[Begin EXTRACTED INFORMATION]

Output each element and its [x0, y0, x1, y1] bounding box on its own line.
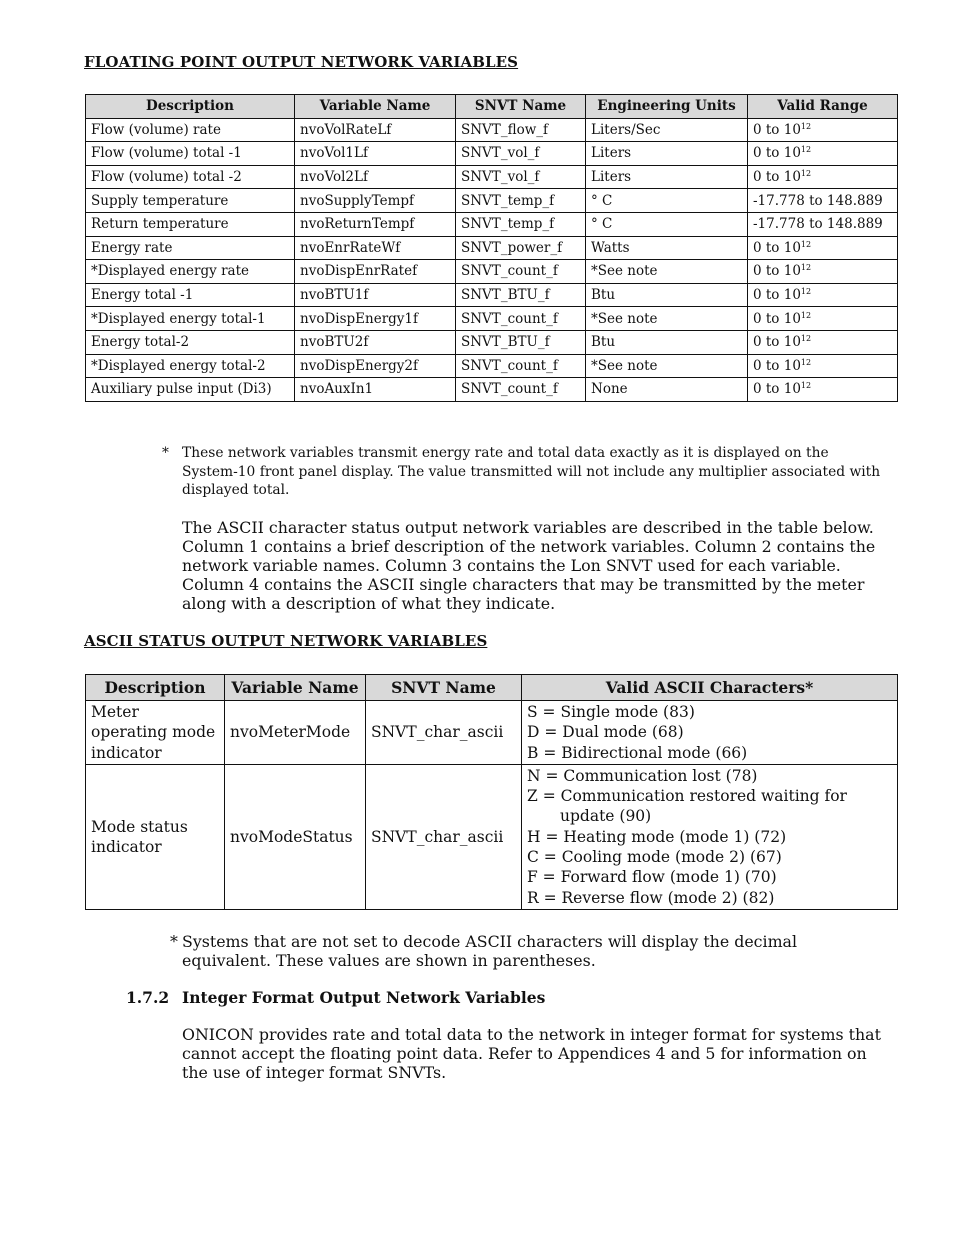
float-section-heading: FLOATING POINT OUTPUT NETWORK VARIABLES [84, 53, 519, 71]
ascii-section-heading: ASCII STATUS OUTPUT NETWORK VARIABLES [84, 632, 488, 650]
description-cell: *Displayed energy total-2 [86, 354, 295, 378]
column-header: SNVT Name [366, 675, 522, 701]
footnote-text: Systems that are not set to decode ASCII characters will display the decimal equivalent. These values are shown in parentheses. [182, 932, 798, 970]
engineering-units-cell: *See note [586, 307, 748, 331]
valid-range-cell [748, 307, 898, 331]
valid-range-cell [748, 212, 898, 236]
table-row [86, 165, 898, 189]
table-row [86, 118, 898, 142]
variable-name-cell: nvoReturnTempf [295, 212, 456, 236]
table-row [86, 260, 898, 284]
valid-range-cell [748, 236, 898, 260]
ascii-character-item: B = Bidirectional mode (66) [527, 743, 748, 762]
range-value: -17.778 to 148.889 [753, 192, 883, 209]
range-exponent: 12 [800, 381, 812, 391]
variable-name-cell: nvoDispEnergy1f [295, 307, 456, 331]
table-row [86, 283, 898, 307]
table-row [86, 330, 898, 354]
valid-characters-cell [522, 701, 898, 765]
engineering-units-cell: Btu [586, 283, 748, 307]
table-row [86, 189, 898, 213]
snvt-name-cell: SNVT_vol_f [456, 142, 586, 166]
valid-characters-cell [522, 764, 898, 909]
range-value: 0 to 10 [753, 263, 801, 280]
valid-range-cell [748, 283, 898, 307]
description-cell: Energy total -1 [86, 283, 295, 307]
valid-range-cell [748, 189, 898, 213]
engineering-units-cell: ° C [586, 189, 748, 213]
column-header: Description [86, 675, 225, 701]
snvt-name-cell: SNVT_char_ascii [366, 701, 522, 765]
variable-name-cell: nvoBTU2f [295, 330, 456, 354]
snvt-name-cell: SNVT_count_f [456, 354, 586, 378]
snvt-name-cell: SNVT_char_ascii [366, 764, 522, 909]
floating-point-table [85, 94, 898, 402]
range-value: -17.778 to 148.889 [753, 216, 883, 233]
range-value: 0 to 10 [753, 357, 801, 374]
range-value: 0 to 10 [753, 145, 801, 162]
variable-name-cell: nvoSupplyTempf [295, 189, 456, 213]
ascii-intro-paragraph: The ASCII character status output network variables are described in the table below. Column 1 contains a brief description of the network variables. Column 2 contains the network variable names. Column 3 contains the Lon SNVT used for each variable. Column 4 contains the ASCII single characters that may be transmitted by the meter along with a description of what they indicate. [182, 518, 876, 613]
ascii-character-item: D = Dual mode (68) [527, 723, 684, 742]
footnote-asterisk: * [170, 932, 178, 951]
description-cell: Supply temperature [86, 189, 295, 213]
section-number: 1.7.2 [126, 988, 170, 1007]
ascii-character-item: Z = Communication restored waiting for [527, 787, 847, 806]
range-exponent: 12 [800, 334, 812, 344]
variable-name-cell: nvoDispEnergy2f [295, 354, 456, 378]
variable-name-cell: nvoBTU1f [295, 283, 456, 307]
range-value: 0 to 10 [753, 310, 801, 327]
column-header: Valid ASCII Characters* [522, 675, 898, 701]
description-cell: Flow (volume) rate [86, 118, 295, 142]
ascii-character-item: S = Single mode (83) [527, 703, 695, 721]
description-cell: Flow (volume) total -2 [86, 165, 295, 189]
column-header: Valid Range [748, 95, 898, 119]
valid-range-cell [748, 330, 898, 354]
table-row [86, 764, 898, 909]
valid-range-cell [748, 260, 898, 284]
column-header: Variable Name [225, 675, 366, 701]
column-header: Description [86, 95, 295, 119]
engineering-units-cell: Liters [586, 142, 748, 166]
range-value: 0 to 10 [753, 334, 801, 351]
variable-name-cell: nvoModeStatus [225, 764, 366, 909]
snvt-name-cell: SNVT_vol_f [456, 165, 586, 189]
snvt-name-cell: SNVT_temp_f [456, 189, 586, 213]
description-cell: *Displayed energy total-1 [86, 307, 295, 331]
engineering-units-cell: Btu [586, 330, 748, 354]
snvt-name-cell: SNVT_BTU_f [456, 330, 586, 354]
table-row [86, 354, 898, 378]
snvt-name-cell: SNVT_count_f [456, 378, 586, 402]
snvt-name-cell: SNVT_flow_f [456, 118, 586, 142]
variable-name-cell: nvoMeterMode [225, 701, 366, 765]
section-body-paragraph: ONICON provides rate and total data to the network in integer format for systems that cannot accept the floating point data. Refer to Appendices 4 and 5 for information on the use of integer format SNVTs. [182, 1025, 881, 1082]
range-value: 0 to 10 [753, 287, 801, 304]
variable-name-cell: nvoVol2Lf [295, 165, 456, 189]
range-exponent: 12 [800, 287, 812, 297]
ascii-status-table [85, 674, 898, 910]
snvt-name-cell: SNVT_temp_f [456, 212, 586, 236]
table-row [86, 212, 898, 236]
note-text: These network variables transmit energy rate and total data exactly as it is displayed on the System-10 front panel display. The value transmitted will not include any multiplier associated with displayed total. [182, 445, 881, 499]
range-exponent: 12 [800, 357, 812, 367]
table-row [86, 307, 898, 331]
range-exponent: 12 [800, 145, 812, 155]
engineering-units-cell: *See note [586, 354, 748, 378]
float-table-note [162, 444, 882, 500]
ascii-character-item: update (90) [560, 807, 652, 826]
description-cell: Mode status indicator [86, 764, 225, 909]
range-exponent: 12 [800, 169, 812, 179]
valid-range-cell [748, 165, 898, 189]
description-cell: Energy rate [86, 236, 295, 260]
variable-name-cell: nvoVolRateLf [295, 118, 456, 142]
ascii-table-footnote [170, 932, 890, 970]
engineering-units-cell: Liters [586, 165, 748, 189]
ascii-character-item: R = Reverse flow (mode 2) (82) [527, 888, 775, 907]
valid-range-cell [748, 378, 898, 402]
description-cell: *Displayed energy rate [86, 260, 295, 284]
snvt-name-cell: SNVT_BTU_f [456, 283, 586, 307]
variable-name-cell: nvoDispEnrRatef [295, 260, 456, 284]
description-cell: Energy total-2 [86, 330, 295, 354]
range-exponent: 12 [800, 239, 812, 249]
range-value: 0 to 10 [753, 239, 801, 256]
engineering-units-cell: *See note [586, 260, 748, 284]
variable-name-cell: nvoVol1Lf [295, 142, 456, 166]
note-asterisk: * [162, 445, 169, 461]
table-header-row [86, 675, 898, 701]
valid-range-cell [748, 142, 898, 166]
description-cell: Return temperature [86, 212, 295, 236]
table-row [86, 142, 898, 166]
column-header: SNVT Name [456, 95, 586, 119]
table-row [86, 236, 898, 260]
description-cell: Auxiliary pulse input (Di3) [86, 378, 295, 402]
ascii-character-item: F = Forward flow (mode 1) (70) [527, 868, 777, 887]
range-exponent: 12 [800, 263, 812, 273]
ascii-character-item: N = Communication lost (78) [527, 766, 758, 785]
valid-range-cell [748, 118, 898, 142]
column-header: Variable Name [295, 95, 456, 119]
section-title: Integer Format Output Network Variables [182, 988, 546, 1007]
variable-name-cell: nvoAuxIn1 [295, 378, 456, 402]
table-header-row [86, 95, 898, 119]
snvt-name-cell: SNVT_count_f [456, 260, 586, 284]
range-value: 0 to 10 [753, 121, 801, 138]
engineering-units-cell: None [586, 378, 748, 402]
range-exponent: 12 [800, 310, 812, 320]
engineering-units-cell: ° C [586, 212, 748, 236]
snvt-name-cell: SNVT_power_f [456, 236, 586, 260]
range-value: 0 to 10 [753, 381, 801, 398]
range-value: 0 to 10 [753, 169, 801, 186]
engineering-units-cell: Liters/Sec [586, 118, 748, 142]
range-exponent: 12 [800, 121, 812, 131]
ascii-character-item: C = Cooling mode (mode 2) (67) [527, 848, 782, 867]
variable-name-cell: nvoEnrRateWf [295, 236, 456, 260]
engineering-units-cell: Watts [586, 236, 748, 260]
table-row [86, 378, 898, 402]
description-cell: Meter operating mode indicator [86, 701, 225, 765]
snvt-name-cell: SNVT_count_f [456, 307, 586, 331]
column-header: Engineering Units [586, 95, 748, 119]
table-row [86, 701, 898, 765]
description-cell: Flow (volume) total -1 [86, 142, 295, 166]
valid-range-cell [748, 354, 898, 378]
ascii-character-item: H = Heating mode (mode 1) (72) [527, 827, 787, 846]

[End EXTRACTED INFORMATION]

- SET TASK: Print the material again line for line, starting with the line that contains "float-section-heading: FLOATING POINT" and going on through the line that contains "column-header: SNVT Name [366, 675, 522, 701]".

- THE ANSWER:
float-section-heading: FLOATING POINT OUTPUT NETWORK VARIABLES [84, 53, 519, 71]
ascii-section-heading: ASCII STATUS OUTPUT NETWORK VARIABLES [84, 632, 488, 650]
description-cell: *Displayed energy total-2 [86, 354, 295, 378]
column-header: SNVT Name [366, 675, 522, 701]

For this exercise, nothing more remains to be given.